--- START INFORMATION SUPPLIED ---
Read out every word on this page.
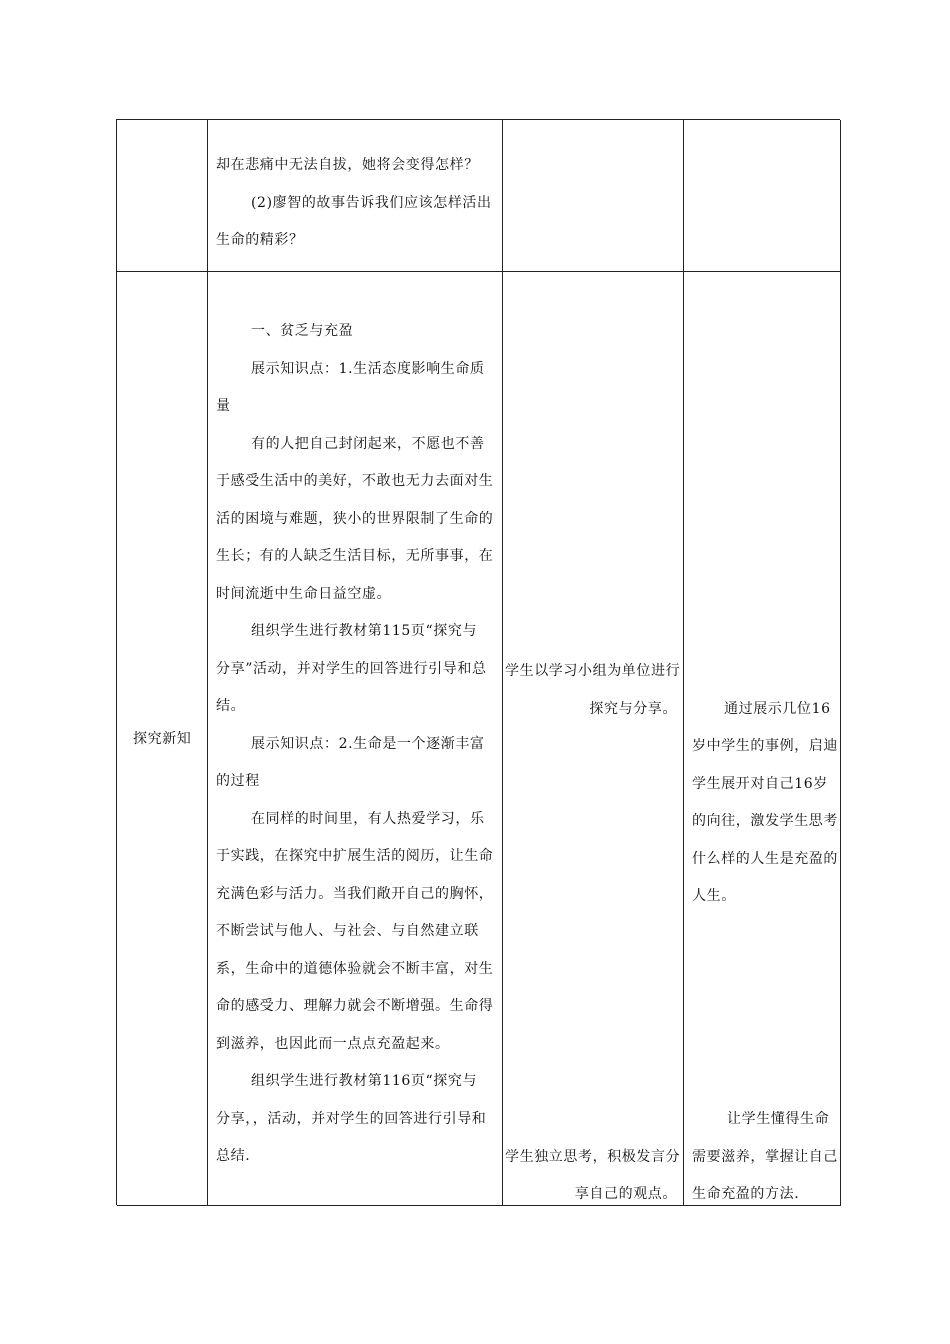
却在悲痛中无法自拔，她将会变得怎样？
(2)廖智的故事告诉我们应该怎样活出
生命的精彩？
探究新知
一、贫乏与充盈
展示知识点：1.生活态度影响生命质
量
有的人把自己封闭起来，不愿也不善
于感受生活中的美好，不敢也无力去面对生
活的困境与难题，狭小的世界限制了生命的
生长；有的人缺乏生活目标，无所事事，在
时间流逝中生命日益空虚。
组织学生进行教材第115页“探究与
分享”活动，并对学生的回答进行引导和总
结。
展示知识点：2.生命是一个逐渐丰富
的过程
在同样的时间里，有人热爱学习，乐
于实践，在探究中扩展生活的阅历，让生命
充满色彩与活力。当我们敞开自己的胸怀，
不断尝试与他人、与社会、与自然建立联
系，生命中的道德体验就会不断丰富，对生
命的感受力、理解力就会不断增强。生命得
到滋养，也因此而一点点充盈起来。
组织学生进行教材第116页“探究与
分享，，活动，并对学生的回答进行引导和
总结.
学生以学习小组为单位进行
探究与分享。
学生独立思考，积极发言分
享自己的观点。
通过展示几位16
岁中学生的事例，启迪
学生展开对自己16岁
的向往，激发学生思考
什么样的人生是充盈的
人生。
让学生懂得生命
需要滋养，掌握让自己
生命充盈的方法.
--- END INFORMATION SUPPLIED ---
Using the material above, set down every line exactly, but skip the pictures.

Read out every word on this page.
却在悲痛中无法自拔，她将会变得怎样？
(2)廖智的故事告诉我们应该怎样活出
生命的精彩？
探究新知
一、贫乏与充盈
展示知识点：1.生活态度影响生命质
量
有的人把自己封闭起来，不愿也不善
于感受生活中的美好，不敢也无力去面对生
活的困境与难题，狭小的世界限制了生命的
生长；有的人缺乏生活目标，无所事事，在
时间流逝中生命日益空虚。
组织学生进行教材第115页“探究与
分享”活动，并对学生的回答进行引导和总
结。
展示知识点：2.生命是一个逐渐丰富
的过程
在同样的时间里，有人热爱学习，乐
于实践，在探究中扩展生活的阅历，让生命
充满色彩与活力。当我们敞开自己的胸怀，
不断尝试与他人、与社会、与自然建立联
系，生命中的道德体验就会不断丰富，对生
命的感受力、理解力就会不断增强。生命得
到滋养，也因此而一点点充盈起来。
组织学生进行教材第116页“探究与
分享，，活动，并对学生的回答进行引导和
总结.
学生以学习小组为单位进行
探究与分享。
学生独立思考，积极发言分
享自己的观点。
通过展示几位16
岁中学生的事例，启迪
学生展开对自己16岁
的向往，激发学生思考
什么样的人生是充盈的
人生。
让学生懂得生命
需要滋养，掌握让自己
生命充盈的方法.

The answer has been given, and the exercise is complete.